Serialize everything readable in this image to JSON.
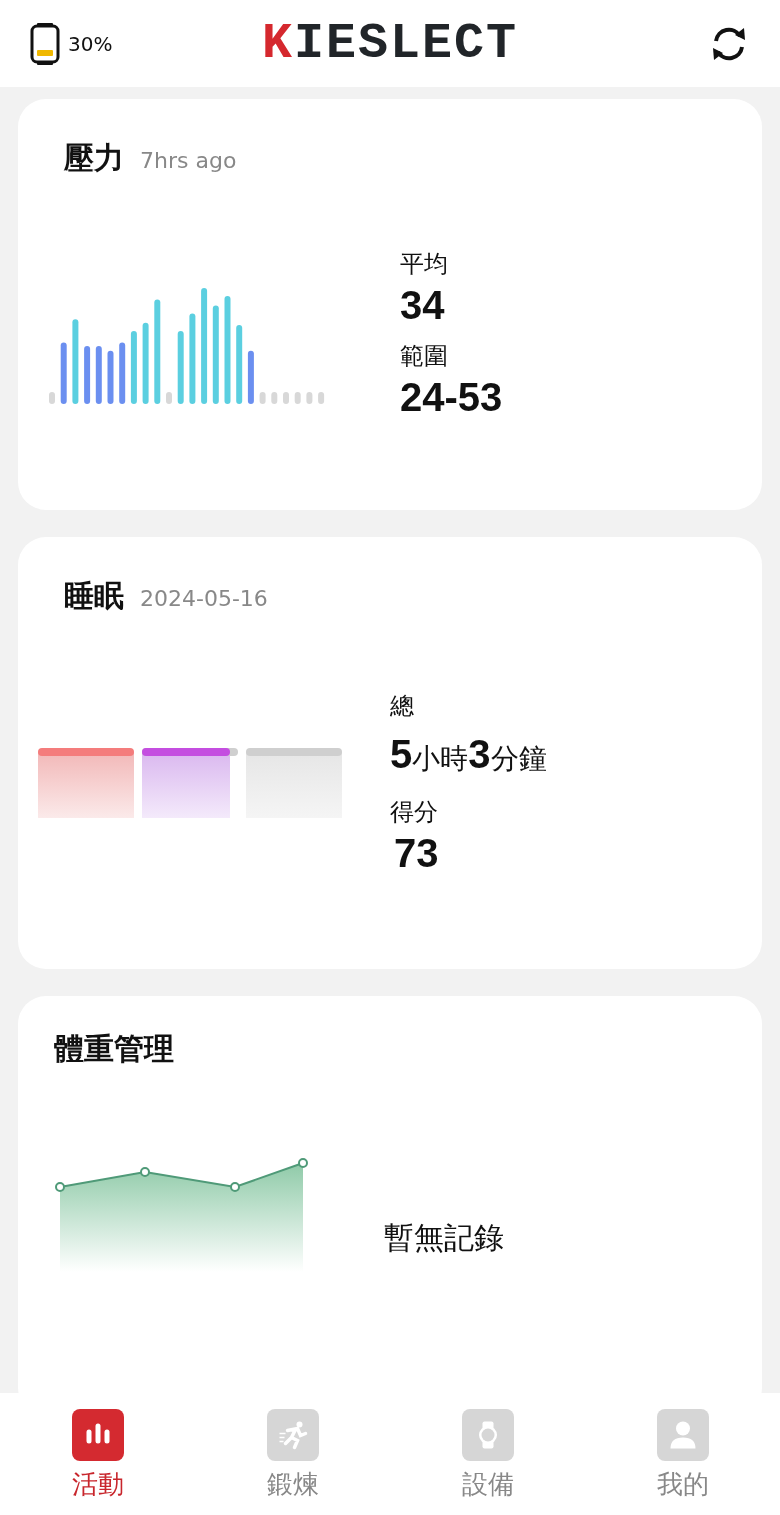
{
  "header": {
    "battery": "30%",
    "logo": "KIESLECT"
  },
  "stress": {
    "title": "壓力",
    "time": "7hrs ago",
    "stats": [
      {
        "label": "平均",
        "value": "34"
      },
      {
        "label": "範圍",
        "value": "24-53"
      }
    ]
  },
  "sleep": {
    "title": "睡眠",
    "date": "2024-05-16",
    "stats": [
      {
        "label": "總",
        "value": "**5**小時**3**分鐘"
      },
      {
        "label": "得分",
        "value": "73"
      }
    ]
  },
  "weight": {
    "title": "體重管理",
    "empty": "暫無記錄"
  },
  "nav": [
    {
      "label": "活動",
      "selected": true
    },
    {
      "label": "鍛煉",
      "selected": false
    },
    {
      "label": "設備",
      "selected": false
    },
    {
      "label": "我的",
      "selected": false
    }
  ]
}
====
**Exercise brief:**
Return every line in the listing that contains the word "value".

**Full solution:**
        "value": "34"
        "value": "24-53"
        "value": "**5**小時**3**分鐘"
        "value": "73"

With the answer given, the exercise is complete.